Assignment A >>
Answer these from the article on the Alzheimer's test:
(i) How many components does the ADAS-Cog score patients on?
(ii) In how many of those components did the authors find ceiling effects?
(iii) What do lower ADAS-Cog scores indicate?
Assignment B >>
Pick up the article on the Alzheimer's test where it stops and keep writing it.

Source passage >>
[Start of section]
A key test to assess cognitive function in Alzheimer's patients may not be able to tease out subtle improvements with medication. Credit: BSIP MENDIL/SCIENCE PHOTO LIBRARY

The search for a drug to treat Alzheimer’s disease could be being undermined by flaws in a test used in clinical trials to assess patients. And though few experts would blame the test for the recent failures of potential new drugs, a major push is now on to produce more sensitive ways of measuring the progress of the disease.

During the past few years, a number of clinical trials have produced disappointing results for high-profile drugs, and some pharmaceutical companies have abandoned Alzheimer’s disease altogether, frustrated by the high costs and difficulty of producing a drug with a measurable effect. Jeremy Hobart, a neurologist at the Plymouth University Peninsula Schools of Medicine and Dentistry, UK, says that flaws in the ADAS-Cog test could be partly responsible.

In many trials branded ‘failures’, the ADAS-Cog (Alzheimer’s Disease Assessment Scale — Cognitive Behaviour section) has been used as the key test of whether a drug is working. The test scores patients on 11 components using a variety of tasks relating to memory, language and praxis (the planning of movement to achieve a purpose), such as word recognition and remembering instructions. Lower scores indicate better cognitive performance and so less severe disease.

There is, says Hobart, an argument that any study that has used ADAS-Cog may have underestimated changes in and differences between patients given the drug and controls. In two papers in Alzheimer’s & Dementia, Hobart and his colleagues detail flaws in the test that undermine its utility.

Ceiling effect

First, the authors used a large set of test scores to show ‘ceiling effects’ in eight out of the eleven ADAS-Cog components — meaning that there is an upper limit past which these parts of the test do not properly capture differences between individuals.

This means that for those in the very early stages of the disease the test is not detailed enough. Hobart likens it to measuring people’s height when all you have is a six-foot-long ruler — anyone taller than six foot is just lumped into one category, even though there may be significant differences between them.

In their second paper, the researchers applied a complex mathematical test to analyse how well ADAS-Cog performed as a measurement instrument. They concluded, again, that it has limitations “with potentially serious implications for clinical trials”.
[End of section]
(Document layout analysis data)
[Start of section]
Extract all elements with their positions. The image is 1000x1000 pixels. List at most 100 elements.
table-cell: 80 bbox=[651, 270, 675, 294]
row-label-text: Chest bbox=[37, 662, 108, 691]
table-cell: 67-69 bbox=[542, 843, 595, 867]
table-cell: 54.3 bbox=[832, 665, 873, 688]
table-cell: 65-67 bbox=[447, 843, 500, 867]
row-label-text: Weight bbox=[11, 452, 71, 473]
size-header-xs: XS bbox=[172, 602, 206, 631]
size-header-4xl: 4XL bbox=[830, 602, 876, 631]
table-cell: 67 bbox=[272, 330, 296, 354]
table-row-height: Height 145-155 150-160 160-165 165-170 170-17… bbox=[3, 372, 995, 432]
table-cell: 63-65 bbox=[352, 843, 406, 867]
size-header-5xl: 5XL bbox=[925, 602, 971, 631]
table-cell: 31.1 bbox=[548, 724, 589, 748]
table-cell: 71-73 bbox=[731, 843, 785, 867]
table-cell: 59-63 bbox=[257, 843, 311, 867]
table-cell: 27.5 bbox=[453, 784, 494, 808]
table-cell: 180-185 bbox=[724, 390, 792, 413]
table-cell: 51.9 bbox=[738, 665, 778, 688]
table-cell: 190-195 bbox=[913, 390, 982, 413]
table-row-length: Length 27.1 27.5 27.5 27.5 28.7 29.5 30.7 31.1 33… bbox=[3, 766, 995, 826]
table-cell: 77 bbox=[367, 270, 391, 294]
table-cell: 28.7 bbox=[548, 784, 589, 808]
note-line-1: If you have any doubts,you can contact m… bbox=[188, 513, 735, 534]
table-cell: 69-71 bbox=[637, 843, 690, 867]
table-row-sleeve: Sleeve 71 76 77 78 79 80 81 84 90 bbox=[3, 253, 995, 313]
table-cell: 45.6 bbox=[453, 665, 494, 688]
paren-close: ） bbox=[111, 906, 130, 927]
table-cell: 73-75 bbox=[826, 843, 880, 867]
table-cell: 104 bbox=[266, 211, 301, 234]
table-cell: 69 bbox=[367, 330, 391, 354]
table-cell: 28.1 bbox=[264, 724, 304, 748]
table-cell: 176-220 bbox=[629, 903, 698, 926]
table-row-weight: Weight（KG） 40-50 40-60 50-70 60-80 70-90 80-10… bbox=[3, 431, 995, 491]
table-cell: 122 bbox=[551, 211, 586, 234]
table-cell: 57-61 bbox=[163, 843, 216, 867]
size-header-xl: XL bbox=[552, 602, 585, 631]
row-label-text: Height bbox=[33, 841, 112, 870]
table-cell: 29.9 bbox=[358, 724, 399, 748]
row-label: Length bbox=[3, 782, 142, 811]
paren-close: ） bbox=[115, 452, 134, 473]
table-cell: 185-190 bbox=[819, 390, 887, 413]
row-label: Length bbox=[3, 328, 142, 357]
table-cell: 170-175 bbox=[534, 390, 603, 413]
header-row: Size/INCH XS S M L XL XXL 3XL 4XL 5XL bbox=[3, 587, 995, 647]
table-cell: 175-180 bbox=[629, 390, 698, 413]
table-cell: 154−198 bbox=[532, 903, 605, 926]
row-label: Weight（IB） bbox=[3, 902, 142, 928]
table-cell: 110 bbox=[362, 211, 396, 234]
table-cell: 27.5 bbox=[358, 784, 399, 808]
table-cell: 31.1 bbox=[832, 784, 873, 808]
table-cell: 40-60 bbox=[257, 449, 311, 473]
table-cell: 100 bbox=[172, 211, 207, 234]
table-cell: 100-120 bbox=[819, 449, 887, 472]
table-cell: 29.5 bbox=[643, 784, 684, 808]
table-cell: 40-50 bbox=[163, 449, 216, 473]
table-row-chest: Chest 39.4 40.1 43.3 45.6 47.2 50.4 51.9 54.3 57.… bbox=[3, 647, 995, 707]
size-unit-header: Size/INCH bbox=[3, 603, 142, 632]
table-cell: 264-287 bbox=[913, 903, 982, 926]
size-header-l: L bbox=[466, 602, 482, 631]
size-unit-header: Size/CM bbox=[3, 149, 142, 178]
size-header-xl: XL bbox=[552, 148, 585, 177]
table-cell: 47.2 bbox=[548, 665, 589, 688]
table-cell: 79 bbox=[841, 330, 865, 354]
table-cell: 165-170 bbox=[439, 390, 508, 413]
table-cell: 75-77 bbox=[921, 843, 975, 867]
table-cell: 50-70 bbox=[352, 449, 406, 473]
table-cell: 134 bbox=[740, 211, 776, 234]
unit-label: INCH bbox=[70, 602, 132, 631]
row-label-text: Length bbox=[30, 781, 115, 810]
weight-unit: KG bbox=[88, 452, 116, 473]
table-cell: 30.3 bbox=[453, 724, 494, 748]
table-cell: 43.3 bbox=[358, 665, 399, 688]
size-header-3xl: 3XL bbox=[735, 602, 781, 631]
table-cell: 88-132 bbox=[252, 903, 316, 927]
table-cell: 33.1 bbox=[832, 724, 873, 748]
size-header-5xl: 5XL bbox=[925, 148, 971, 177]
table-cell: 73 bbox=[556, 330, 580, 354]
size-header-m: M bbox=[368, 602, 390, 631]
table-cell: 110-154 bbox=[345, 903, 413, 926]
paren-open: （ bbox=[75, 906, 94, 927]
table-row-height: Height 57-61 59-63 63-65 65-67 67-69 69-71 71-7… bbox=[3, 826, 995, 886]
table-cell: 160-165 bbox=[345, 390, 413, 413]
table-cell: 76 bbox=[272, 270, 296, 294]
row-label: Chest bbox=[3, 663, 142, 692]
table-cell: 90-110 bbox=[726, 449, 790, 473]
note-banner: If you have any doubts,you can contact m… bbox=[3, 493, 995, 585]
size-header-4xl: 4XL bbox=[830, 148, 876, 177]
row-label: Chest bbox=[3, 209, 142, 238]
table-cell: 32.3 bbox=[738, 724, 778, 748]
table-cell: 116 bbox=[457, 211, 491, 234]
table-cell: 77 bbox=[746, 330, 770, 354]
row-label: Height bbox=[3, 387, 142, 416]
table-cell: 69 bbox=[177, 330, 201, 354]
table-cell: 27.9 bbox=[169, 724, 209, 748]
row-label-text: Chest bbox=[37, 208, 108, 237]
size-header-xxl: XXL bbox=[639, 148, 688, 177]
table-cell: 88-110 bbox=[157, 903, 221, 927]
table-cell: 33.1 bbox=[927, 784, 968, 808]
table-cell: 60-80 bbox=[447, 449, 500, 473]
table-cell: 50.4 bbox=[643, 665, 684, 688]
[End of section]
Expected output A >>
(i) 11
(ii) Eight
(iii) Better cognitive performance, and so less severe disease

Expected output B >>
If the test is not adequately measuring people's cognitive function, it will not pick up on subtle improvements produced by drugs being tested, says Hobart. He adds that there is no way of knowing how many trials could have been affected, and even goes as far as to say that some trials may have failed as a result — although other researchers disagree on this point.

Testing times

Part of the problem, say a number of scientists in the field, is that ADAS-Cog was published in 1984, when people’s concept of Alzheimer’s was more limited. Over time, researchers have become more interested in the earliest stages of the disease, when impairment is less obvious. To improve matters the test could be overhauled — that is in crude terms, made harder.

“These papers are very timely because we need new tests ... that are more sensitive,” says Stephen Salloway, director of neurology and the Memory and Aging Program at Butler Hospital in Providence, Rhode Island. Salloway notes that successors to the ADAS-Cog test that involve additional tasks are already in development.

Clive Ballard, director of research at the UK charity Alzheimer’s Society, agrees there is debate to be had over a better test. But he points out that ADAS-Cog is widely accepted by regulatory agencies and that there is a large body of work regarding its use in clinical trials. Any new test would need a huge amount of additional work before it was trusted to become the standard test. “I don’t think it’s perfect, but changing it does mean we lose all of that background,” Ballard says of ADAS-Cog.

Neither Salloway nor Ballard is convinced that problems with ADAS-Cog are the reason for recent drug-development setbacks. “The negative results are due to the small effect size of the drug being tested and not the measurement instrument,” says Salloway. “I wish I could blame it on the test.”